Start of Supplied data

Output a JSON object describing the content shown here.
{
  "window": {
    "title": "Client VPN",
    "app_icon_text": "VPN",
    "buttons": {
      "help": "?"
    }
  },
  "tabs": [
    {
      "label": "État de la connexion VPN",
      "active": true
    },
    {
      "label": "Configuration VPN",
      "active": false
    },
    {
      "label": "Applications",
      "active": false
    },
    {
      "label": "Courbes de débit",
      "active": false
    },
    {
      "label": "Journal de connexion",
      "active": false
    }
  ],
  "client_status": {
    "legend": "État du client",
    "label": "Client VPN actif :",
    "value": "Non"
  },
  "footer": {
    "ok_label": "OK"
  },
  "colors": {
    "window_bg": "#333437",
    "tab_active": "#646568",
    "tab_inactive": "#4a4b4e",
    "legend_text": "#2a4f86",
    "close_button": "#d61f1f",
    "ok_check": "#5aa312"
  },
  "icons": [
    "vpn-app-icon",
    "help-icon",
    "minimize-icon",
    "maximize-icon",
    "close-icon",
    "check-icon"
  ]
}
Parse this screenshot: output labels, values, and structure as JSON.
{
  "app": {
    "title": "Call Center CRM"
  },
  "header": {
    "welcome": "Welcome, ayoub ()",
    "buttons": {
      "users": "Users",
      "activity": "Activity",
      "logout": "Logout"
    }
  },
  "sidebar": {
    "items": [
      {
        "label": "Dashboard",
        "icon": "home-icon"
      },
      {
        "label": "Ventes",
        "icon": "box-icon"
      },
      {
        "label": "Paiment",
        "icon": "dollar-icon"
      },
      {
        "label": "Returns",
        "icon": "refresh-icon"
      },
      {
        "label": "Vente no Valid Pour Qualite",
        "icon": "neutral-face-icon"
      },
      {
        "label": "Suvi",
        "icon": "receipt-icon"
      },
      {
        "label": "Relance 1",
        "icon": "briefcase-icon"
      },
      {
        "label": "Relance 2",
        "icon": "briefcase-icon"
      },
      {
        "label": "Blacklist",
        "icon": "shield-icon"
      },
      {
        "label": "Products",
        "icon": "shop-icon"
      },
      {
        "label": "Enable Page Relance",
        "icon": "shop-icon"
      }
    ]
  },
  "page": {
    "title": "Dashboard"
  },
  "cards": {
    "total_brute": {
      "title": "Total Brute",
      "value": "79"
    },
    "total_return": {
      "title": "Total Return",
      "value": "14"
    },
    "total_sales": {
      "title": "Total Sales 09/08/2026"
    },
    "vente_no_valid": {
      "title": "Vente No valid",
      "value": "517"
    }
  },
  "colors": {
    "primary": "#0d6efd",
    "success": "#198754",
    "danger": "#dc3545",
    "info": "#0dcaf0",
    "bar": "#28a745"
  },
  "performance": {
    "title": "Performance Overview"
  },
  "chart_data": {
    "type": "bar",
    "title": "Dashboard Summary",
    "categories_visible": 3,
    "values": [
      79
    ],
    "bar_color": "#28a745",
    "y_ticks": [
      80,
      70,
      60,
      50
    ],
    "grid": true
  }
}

End of Supplied data

→ Requirements: Output each entry precisely as given.

→ Exercise solution:
Output a JSON object describing the content shown here.
{
  "window": {
    "title": "Client VPN",
    "app_icon_text": "VPN",
    "buttons": {
      "help": "?"
    }
  },
  "tabs": [
    {
      "label": "État de la connexion VPN",
      "active": true
    },
    {
      "label": "Configuration VPN",
      "active": false
    },
    {
      "label": "Applications",
      "active": false
    },
    {
      "label": "Courbes de débit",
      "active": false
    },
    {
      "label": "Journal de connexion",
      "active": false
    }
  ],
  "client_status": {
    "legend": "État du client",
    "label": "Client VPN actif :",
    "value": "Non"
  },
  "footer": {
    "ok_label": "OK"
  },
  "colors": {
    "window_bg": "#333437",
    "tab_active": "#646568",
    "tab_inactive": "#4a4b4e",
    "legend_text": "#2a4f86",
    "close_button": "#d61f1f",
    "ok_check": "#5aa312"
  },
  "icons": [
    "vpn-app-icon",
    "help-icon",
    "minimize-icon",
    "maximize-icon",
    "close-icon",
    "check-icon"
  ]
}
Parse this screenshot: output labels, values, and structure as JSON.
{
  "app": {
    "title": "Call Center CRM"
  },
  "header": {
    "welcome": "Welcome, ayoub ()",
    "buttons": {
      "users": "Users",
      "activity": "Activity",
      "logout": "Logout"
    }
  },
  "sidebar": {
    "items": [
      {
        "label": "Dashboard",
        "icon": "home-icon"
      },
      {
        "label": "Ventes",
        "icon": "box-icon"
      },
      {
        "label": "Paiment",
        "icon": "dollar-icon"
      },
      {
        "label": "Returns",
        "icon": "refresh-icon"
      },
      {
        "label": "Vente no Valid Pour Qualite",
        "icon": "neutral-face-icon"
      },
      {
        "label": "Suvi",
        "icon": "receipt-icon"
      },
      {
        "label": "Relance 1",
        "icon": "briefcase-icon"
      },
      {
        "label": "Relance 2",
        "icon": "briefcase-icon"
      },
      {
        "label": "Blacklist",
        "icon": "shield-icon"
      },
      {
        "label": "Products",
        "icon": "shop-icon"
      },
      {
        "label": "Enable Page Relance",
        "icon": "shop-icon"
      }
    ]
  },
  "page": {
    "title": "Dashboard"
  },
  "cards": {
    "total_brute": {
      "title": "Total Brute",
      "value": "79"
    },
    "total_return": {
      "title": "Total Return",
      "value": "14"
    },
    "total_sales": {
      "title": "Total Sales 09/08/2026"
    },
    "vente_no_valid": {
      "title": "Vente No valid",
      "value": "517"
    }
  },
  "colors": {
    "primary": "#0d6efd",
    "success": "#198754",
    "danger": "#dc3545",
    "info": "#0dcaf0",
    "bar": "#28a745"
  },
  "performance": {
    "title": "Performance Overview"
  },
  "chart_data": {
    "type": "bar",
    "title": "Dashboard Summary",
    "categories_visible": 3,
    "values": [
      79
    ],
    "bar_color": "#28a745",
    "y_ticks": [
      80,
      70,
      60,
      50
    ],
    "grid": true
  }
}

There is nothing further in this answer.